━━ Page extract ━━

Instances connected in this way are directly attached to the provider external networks, and have external routers configured as their default gateway; no OpenStack Networking (neutron) routers are used. This means that neutron routers cannot be used to proxy metadata requests from instances to the nova-metadata server, which may result in failures while running cloud-init. However, this issue can be resolved by configuring the dhcp agent to proxy metadata requests. You can enable this functionality in /etc/neutron/dhcp_agent.ini. For example:

enable_isolated_metadata = True

Note that the same network can be used to allocate floating IP addresses to instances, even if they have been added to private networks at the same time. The addresses allocated as floating IPs from this network will be bound to the qrouter-xxx namespace on the Network node, and will perform DNAT-SNAT to the associated private IP address. In contrast, the IP addresses allocated for direct external network access will be bound directly inside the instance, and allow the instance to communicate directly with external network.

The physical network adapters in your OpenStack nodes can be expected to carry different types of network traffic, such as instance traffic, storage data, or authentication requests. The type of traffic these NICs will carry affects how their ports are configured on the physical switch.

━━━
━━ Given information ━━

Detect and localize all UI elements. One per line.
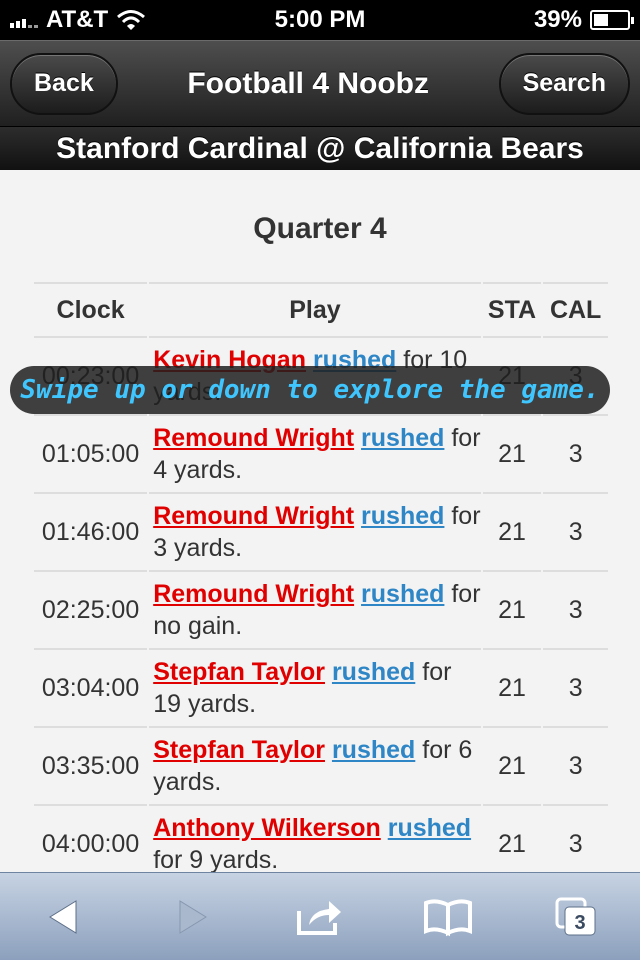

━━━

Tasks to complete =>
**1)** Answer these about the OpenStack networking excerpt:
(a) Which file is named for enabling the dhcp agent to proxy metadata requests?
(b) Where are floating IP addresses allocated from this network bound?
(c) What affects how the NICs' ports are configured on the physical switch?
**2)** Set down, word for word, the part of the OpenStack networking excerpt that opens with the words containing "The physical network" and closes with "the physical switch.".
The data comes from a separate source.

Set of answers =>
**1)**
(a) /etc/neutron/dhcp_agent.ini
(b) To the qrouter-xxx namespace on the Network node.
(c) The type of traffic the NICs will carry.

**2)**
The physical network adapters in your OpenStack nodes can be expected to carry different types of network traffic, such as instance traffic, storage data, or authentication requests. The type of traffic these NICs will carry affects how their ports are configured on the physical switch.